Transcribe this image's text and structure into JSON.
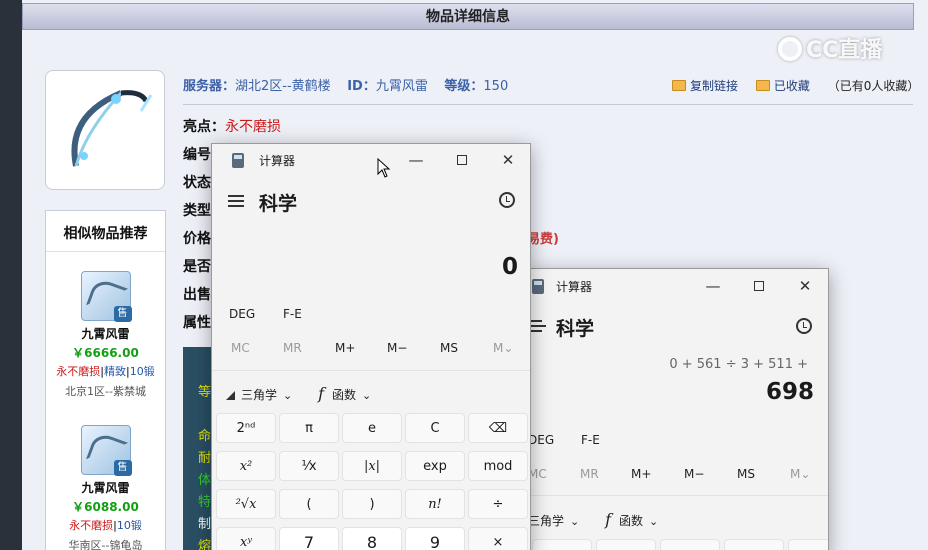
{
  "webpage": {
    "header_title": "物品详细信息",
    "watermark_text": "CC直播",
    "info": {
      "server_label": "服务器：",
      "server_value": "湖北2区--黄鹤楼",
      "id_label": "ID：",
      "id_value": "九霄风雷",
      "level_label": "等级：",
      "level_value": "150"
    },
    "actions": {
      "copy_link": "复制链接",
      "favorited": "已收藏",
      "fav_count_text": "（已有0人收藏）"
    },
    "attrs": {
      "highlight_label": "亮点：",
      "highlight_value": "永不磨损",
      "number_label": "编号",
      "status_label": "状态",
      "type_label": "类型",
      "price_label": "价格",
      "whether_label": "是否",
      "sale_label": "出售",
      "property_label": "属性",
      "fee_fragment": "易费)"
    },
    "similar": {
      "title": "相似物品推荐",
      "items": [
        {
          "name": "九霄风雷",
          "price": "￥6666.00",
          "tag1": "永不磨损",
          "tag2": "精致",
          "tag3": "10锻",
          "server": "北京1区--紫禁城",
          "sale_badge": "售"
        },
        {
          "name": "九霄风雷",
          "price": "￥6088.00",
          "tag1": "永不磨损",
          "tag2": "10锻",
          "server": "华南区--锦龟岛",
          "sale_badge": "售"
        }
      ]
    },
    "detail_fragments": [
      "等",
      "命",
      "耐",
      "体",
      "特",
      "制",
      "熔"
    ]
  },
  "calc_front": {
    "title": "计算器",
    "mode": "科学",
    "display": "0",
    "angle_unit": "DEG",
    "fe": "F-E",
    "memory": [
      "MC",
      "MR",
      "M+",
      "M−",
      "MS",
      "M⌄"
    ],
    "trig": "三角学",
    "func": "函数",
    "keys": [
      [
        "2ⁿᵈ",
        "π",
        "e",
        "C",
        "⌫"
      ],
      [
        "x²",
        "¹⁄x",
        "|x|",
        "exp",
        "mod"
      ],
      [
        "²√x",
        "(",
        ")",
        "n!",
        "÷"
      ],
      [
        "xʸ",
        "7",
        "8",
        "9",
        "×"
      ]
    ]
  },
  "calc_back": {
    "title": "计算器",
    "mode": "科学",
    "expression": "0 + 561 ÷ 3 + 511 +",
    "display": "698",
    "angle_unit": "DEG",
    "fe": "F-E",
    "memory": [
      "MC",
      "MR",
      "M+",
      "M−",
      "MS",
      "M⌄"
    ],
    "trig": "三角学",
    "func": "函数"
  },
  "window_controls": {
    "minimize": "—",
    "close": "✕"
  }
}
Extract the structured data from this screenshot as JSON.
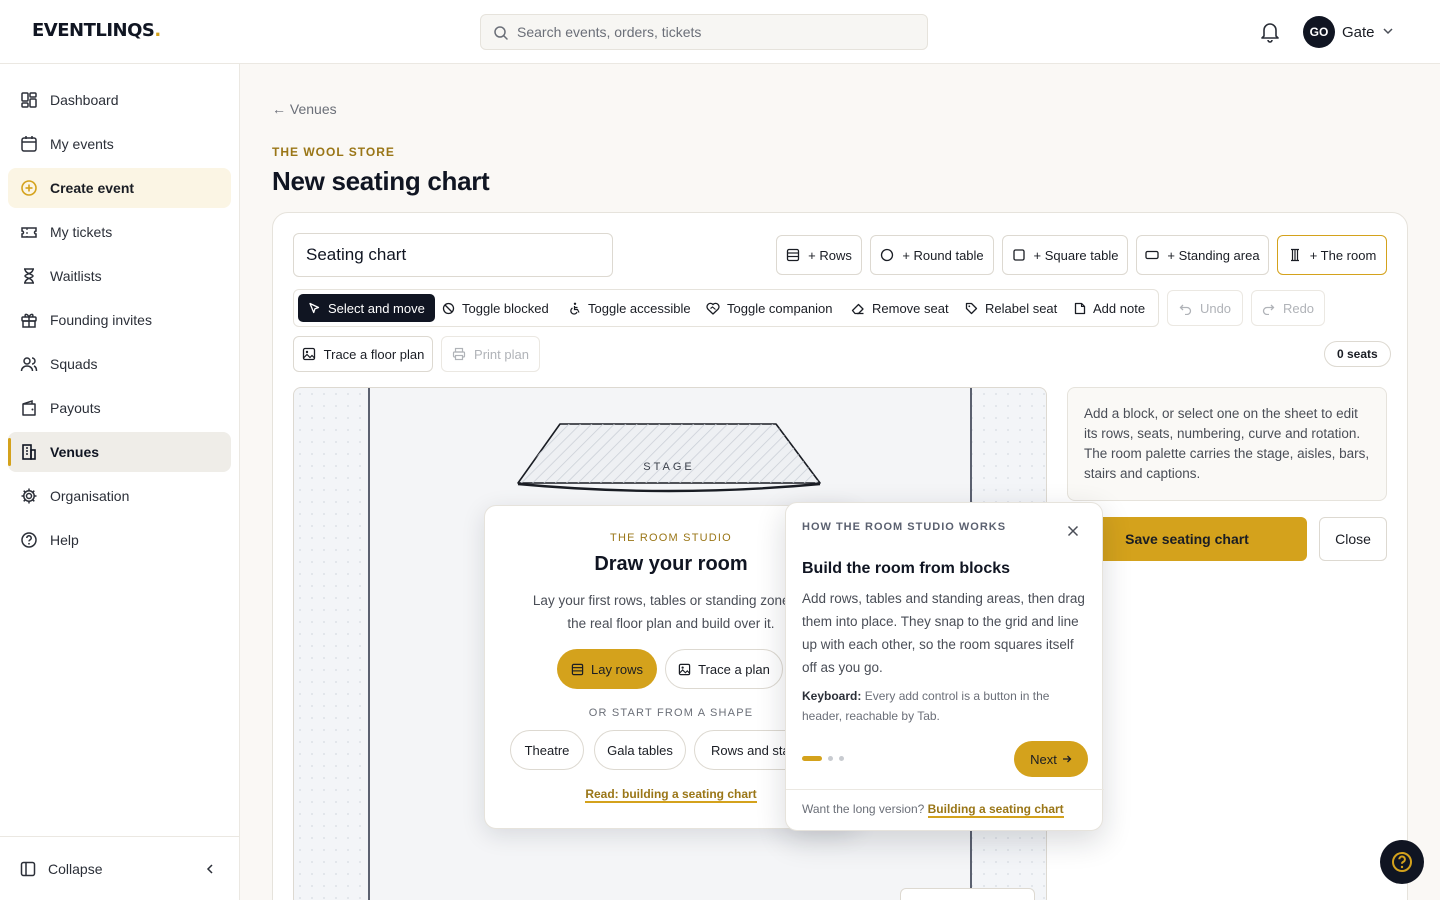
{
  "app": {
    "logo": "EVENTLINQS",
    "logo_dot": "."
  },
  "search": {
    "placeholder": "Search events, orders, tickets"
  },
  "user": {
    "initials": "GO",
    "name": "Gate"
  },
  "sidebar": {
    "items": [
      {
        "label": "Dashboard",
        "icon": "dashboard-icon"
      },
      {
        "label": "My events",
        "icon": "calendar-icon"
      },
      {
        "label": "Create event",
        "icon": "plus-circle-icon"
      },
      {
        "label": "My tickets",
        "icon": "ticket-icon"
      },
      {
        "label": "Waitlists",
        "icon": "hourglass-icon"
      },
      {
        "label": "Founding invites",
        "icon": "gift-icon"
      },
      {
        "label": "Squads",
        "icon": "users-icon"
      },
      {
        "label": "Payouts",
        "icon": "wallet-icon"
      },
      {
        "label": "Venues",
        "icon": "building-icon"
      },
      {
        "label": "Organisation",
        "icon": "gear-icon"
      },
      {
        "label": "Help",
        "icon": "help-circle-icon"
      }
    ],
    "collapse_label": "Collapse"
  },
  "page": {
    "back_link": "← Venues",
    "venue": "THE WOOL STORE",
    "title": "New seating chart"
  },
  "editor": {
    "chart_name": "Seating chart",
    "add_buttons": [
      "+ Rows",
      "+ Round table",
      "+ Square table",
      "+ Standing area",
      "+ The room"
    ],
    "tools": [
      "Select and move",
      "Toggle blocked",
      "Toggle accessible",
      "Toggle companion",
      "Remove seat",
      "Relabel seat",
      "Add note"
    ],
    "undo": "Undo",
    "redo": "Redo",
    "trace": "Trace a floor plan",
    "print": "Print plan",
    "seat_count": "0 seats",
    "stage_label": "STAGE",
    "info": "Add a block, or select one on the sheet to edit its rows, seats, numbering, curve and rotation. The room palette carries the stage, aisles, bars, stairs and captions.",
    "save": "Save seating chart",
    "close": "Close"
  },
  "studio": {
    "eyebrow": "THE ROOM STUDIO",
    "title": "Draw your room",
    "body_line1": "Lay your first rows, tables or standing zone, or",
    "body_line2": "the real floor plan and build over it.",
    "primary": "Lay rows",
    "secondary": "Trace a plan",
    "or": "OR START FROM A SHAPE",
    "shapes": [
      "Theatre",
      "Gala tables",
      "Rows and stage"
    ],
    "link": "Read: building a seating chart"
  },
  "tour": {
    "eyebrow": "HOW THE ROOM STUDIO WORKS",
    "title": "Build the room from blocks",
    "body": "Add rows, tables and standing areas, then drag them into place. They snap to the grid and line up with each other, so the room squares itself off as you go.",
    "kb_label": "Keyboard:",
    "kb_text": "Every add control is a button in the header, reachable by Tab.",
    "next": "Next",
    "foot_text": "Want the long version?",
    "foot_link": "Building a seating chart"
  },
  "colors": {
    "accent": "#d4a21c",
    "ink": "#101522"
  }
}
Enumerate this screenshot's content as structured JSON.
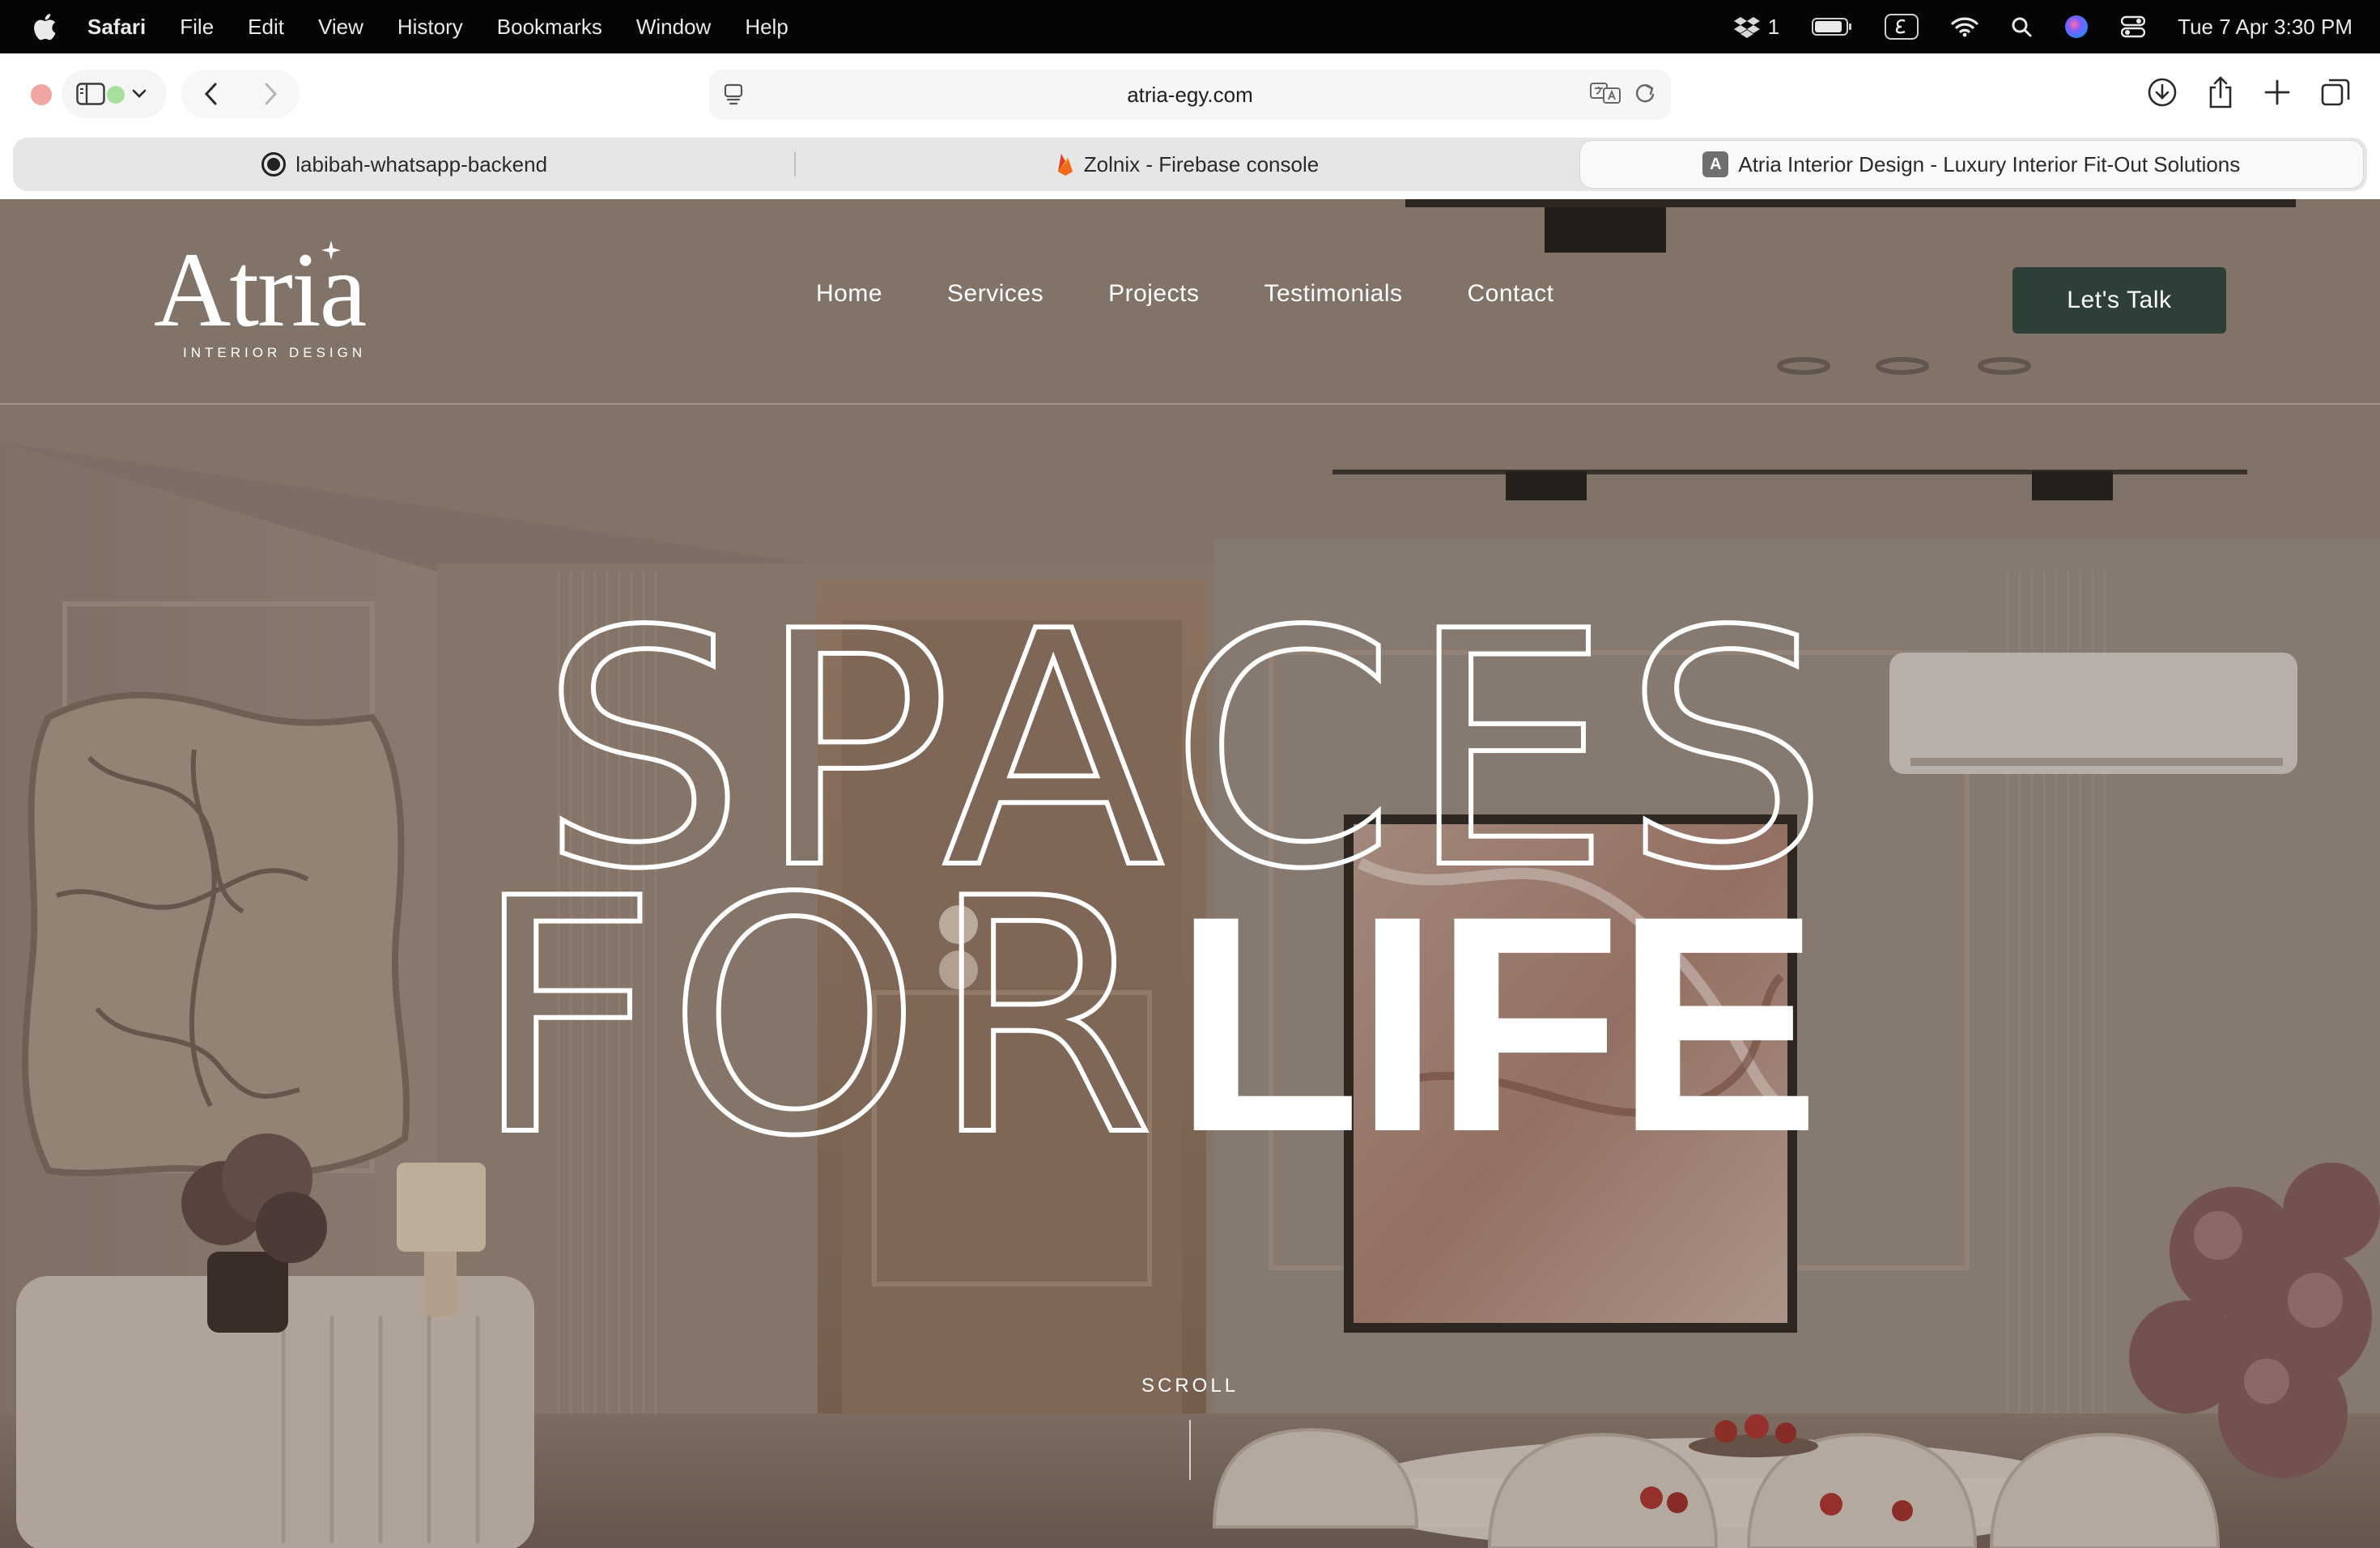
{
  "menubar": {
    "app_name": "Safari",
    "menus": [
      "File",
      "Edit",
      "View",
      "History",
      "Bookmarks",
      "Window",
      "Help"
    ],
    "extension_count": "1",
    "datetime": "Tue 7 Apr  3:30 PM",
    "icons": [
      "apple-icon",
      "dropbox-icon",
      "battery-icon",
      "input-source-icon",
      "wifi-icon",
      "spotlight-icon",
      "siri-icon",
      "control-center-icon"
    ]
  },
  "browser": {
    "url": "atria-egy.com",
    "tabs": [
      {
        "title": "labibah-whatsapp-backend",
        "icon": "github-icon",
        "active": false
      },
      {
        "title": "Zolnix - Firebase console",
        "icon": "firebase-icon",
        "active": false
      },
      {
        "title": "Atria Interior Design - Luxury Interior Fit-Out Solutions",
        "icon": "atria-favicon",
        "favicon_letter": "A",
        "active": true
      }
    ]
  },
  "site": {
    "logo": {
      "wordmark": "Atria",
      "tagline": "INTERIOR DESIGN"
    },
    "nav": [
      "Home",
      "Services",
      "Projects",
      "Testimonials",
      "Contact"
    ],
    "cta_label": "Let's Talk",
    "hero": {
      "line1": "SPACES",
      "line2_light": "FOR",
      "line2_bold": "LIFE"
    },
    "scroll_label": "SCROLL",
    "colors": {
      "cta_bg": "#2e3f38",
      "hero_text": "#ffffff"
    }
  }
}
▬▬▬▬▬▬
Required work: Report how many lines in the data include the word "events", and give nothing but the count.

Solved problem: 2